Repeat the material below word for word and leave out all pictures.
─── DATA LINES ───
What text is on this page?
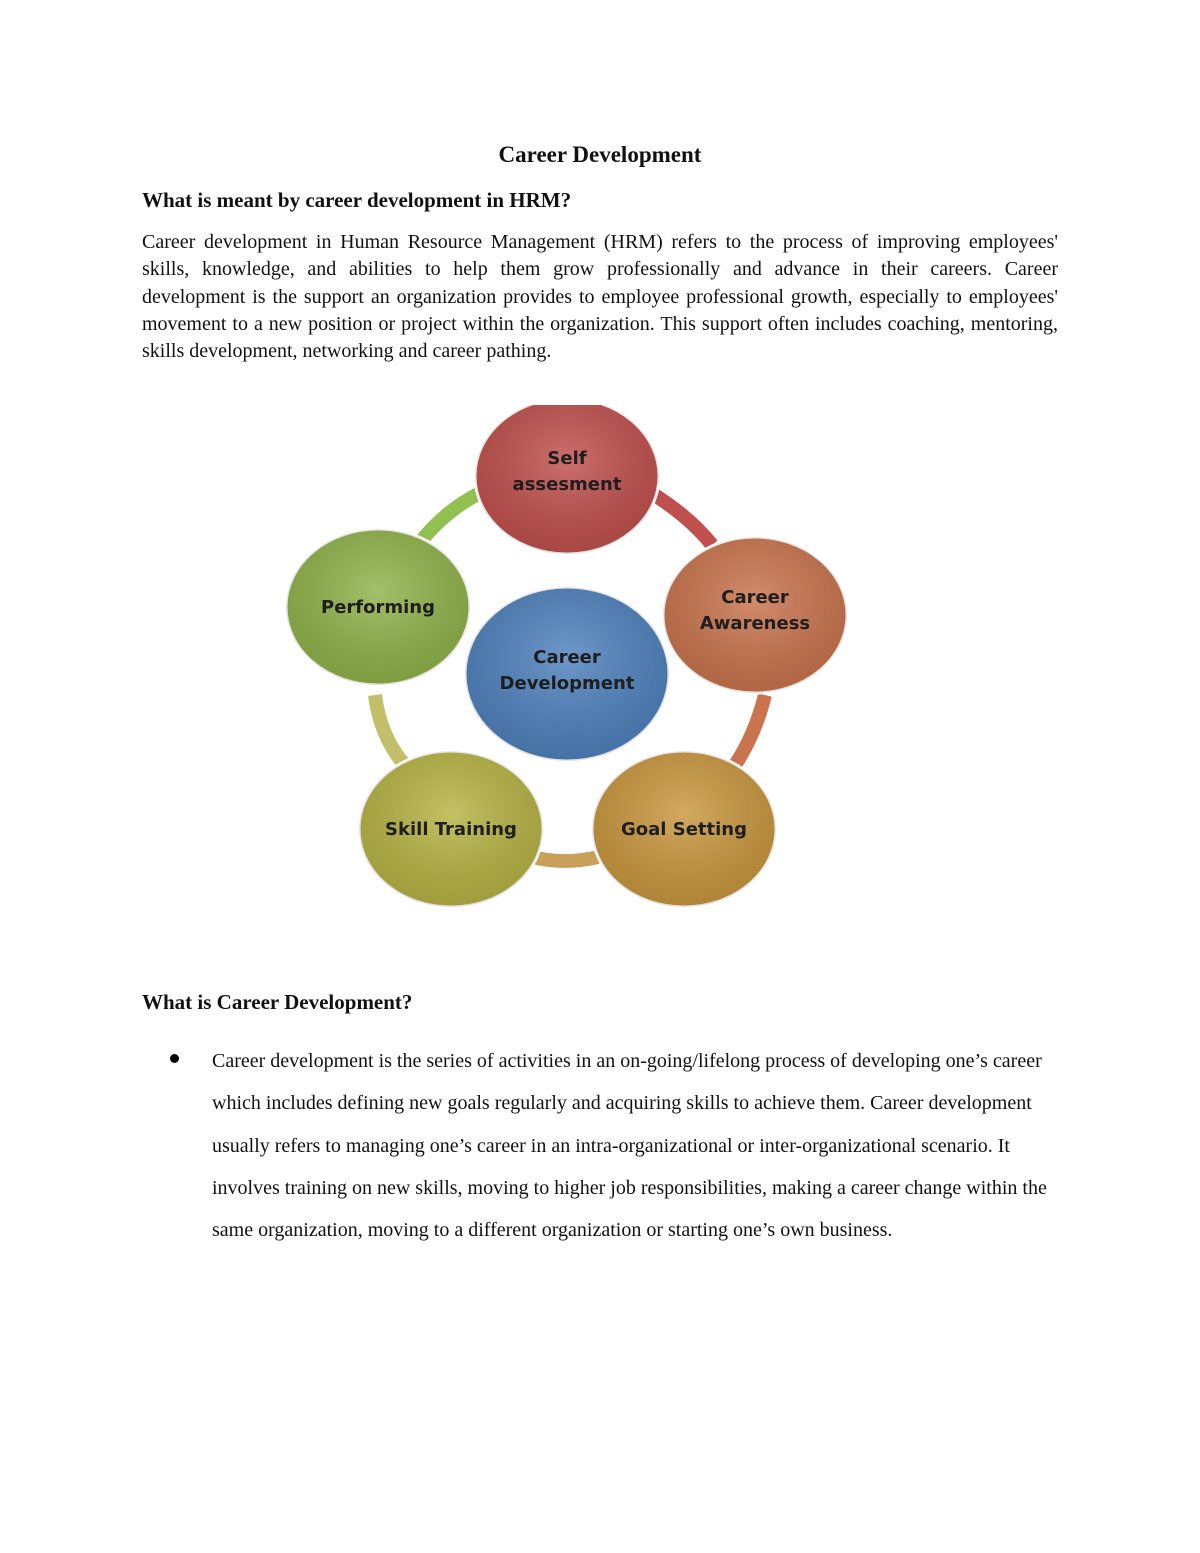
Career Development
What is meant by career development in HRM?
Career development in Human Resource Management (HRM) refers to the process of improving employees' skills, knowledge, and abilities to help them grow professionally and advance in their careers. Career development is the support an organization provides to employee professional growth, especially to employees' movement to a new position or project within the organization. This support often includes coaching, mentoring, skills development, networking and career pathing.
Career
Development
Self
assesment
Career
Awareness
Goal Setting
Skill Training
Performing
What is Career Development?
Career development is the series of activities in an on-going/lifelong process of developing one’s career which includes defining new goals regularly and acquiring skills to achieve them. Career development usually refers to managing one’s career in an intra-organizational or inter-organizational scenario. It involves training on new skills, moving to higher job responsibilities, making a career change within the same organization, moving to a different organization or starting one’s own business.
───
• TASK SOLUTION:
What text is on this page?
Career Development
What is meant by career development in HRM?
Career development in Human Resource Management (HRM) refers to the process of improving employees' skills, knowledge, and abilities to help them grow professionally and advance in their careers. Career development is the support an organization provides to employee professional growth, especially to employees' movement to a new position or project within the organization. This support often includes coaching, mentoring, skills development, networking and career pathing.
Career
Development
Self
assesment
Career
Awareness
Goal Setting
Skill Training
Performing
What is Career Development?
Career development is the series of activities in an on-going/lifelong process of developing one’s career which includes defining new goals regularly and acquiring skills to achieve them. Career development usually refers to managing one’s career in an intra-organizational or inter-organizational scenario. It involves training on new skills, moving to higher job responsibilities, making a career change within the same organization, moving to a different organization or starting one’s own business.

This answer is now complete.